• [WHAT YOU NEED TO DO] Make an exact copy of the entries below with the pictures removed.

• [RECORDS FOR THE EXERCISE]
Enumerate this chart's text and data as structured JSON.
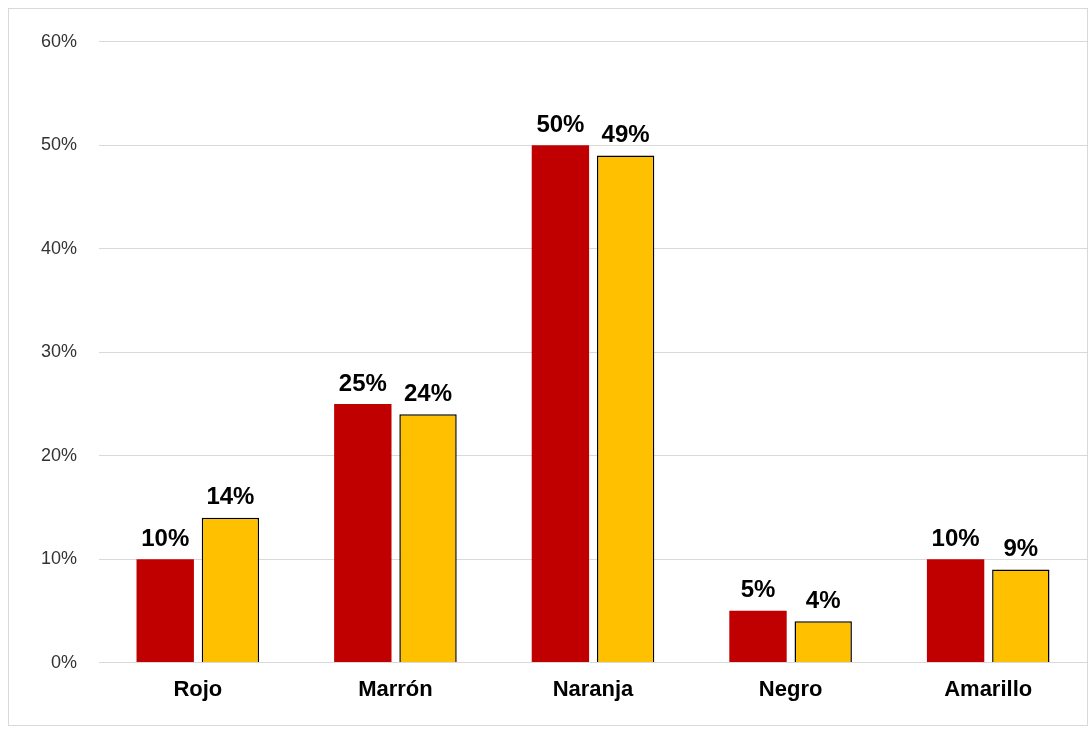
{
  "chart_data": {
    "type": "bar",
    "categories": [
      "Rojo",
      "Marrón",
      "Naranja",
      "Negro",
      "Amarillo"
    ],
    "series": [
      {
        "color": "#c00000",
        "values": [
          10,
          25,
          50,
          5,
          10
        ],
        "value_labels": [
          "10%",
          "25%",
          "50%",
          "5%",
          "10%"
        ]
      },
      {
        "color": "#ffc000",
        "values": [
          14,
          24,
          49,
          4,
          9
        ],
        "value_labels": [
          "14%",
          "24%",
          "49%",
          "4%",
          "9%"
        ]
      }
    ],
    "ylim": [
      0,
      60
    ],
    "yticks": [
      {
        "value": 0,
        "label": "0%"
      },
      {
        "value": 10,
        "label": "10%"
      },
      {
        "value": 20,
        "label": "20%"
      },
      {
        "value": 30,
        "label": "30%"
      },
      {
        "value": 40,
        "label": "40%"
      },
      {
        "value": 50,
        "label": "50%"
      },
      {
        "value": 60,
        "label": "60%"
      }
    ],
    "grid": "y",
    "legend": false
  }
}
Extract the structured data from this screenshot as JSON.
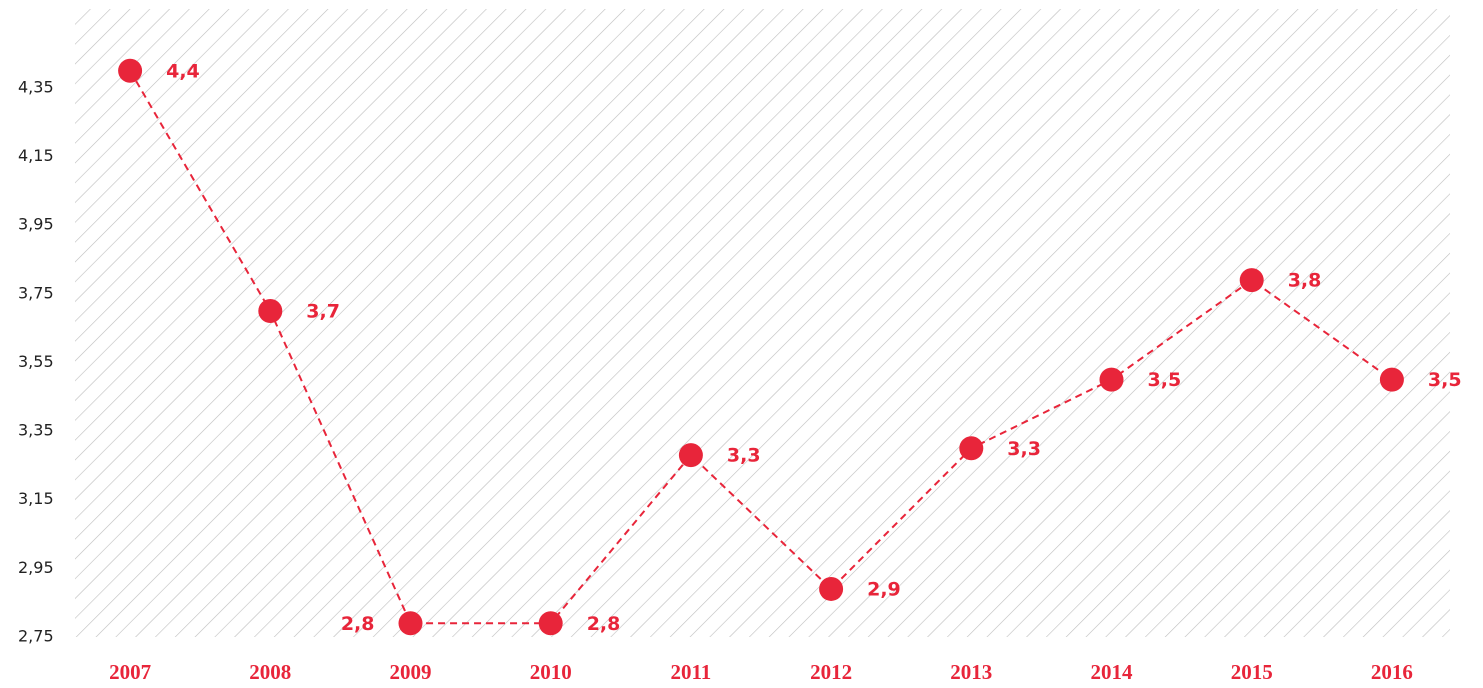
{
  "chart_data": {
    "type": "line",
    "categories": [
      "2007",
      "2008",
      "2009",
      "2010",
      "2011",
      "2012",
      "2013",
      "2014",
      "2015",
      "2016"
    ],
    "series": [
      {
        "color": "#e8253a",
        "values": [
          4.4,
          3.7,
          2.79,
          2.79,
          3.28,
          2.89,
          3.3,
          3.5,
          3.79,
          3.5
        ],
        "value_labels": [
          "4,4",
          "3,7",
          "2,8",
          "2,8",
          "3,3",
          "2,9",
          "3,3",
          "3,5",
          "3,8",
          "3,5"
        ]
      }
    ],
    "ylim": [
      2.75,
      4.58
    ],
    "yticks": [
      {
        "value": 2.75,
        "label": "2,75"
      },
      {
        "value": 2.95,
        "label": "2,95"
      },
      {
        "value": 3.15,
        "label": "3,15"
      },
      {
        "value": 3.35,
        "label": "3,35"
      },
      {
        "value": 3.55,
        "label": "3,55"
      },
      {
        "value": 3.75,
        "label": "3,75"
      },
      {
        "value": 3.95,
        "label": "3,95"
      },
      {
        "value": 4.15,
        "label": "4,15"
      },
      {
        "value": 4.35,
        "label": "4,35"
      }
    ]
  }
}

• [SOLVED EXERCISE]
Enumerate this chart's text and data as structured JSON.
{
  "chart_data": {
    "type": "bar",
    "categories": [
      "Rojo",
      "Marrón",
      "Naranja",
      "Negro",
      "Amarillo"
    ],
    "series": [
      {
        "color": "#c00000",
        "values": [
          10,
          25,
          50,
          5,
          10
        ],
        "value_labels": [
          "10%",
          "25%",
          "50%",
          "5%",
          "10%"
        ]
      },
      {
        "color": "#ffc000",
        "values": [
          14,
          24,
          49,
          4,
          9
        ],
        "value_labels": [
          "14%",
          "24%",
          "49%",
          "4%",
          "9%"
        ]
      }
    ],
    "ylim": [
      0,
      60
    ],
    "yticks": [
      {
        "value": 0,
        "label": "0%"
      },
      {
        "value": 10,
        "label": "10%"
      },
      {
        "value": 20,
        "label": "20%"
      },
      {
        "value": 30,
        "label": "30%"
      },
      {
        "value": 40,
        "label": "40%"
      },
      {
        "value": 50,
        "label": "50%"
      },
      {
        "value": 60,
        "label": "60%"
      }
    ],
    "grid": "y",
    "legend": false
  }
}
Extract the structured data from this screenshot as JSON.
{
  "chart_data": {
    "type": "line",
    "categories": [
      "2007",
      "2008",
      "2009",
      "2010",
      "2011",
      "2012",
      "2013",
      "2014",
      "2015",
      "2016"
    ],
    "series": [
      {
        "color": "#e8253a",
        "values": [
          4.4,
          3.7,
          2.79,
          2.79,
          3.28,
          2.89,
          3.3,
          3.5,
          3.79,
          3.5
        ],
        "value_labels": [
          "4,4",
          "3,7",
          "2,8",
          "2,8",
          "3,3",
          "2,9",
          "3,3",
          "3,5",
          "3,8",
          "3,5"
        ]
      }
    ],
    "ylim": [
      2.75,
      4.58
    ],
    "yticks": [
      {
        "value": 2.75,
        "label": "2,75"
      },
      {
        "value": 2.95,
        "label": "2,95"
      },
      {
        "value": 3.15,
        "label": "3,15"
      },
      {
        "value": 3.35,
        "label": "3,35"
      },
      {
        "value": 3.55,
        "label": "3,55"
      },
      {
        "value": 3.75,
        "label": "3,75"
      },
      {
        "value": 3.95,
        "label": "3,95"
      },
      {
        "value": 4.15,
        "label": "4,15"
      },
      {
        "value": 4.35,
        "label": "4,35"
      }
    ]
  }
}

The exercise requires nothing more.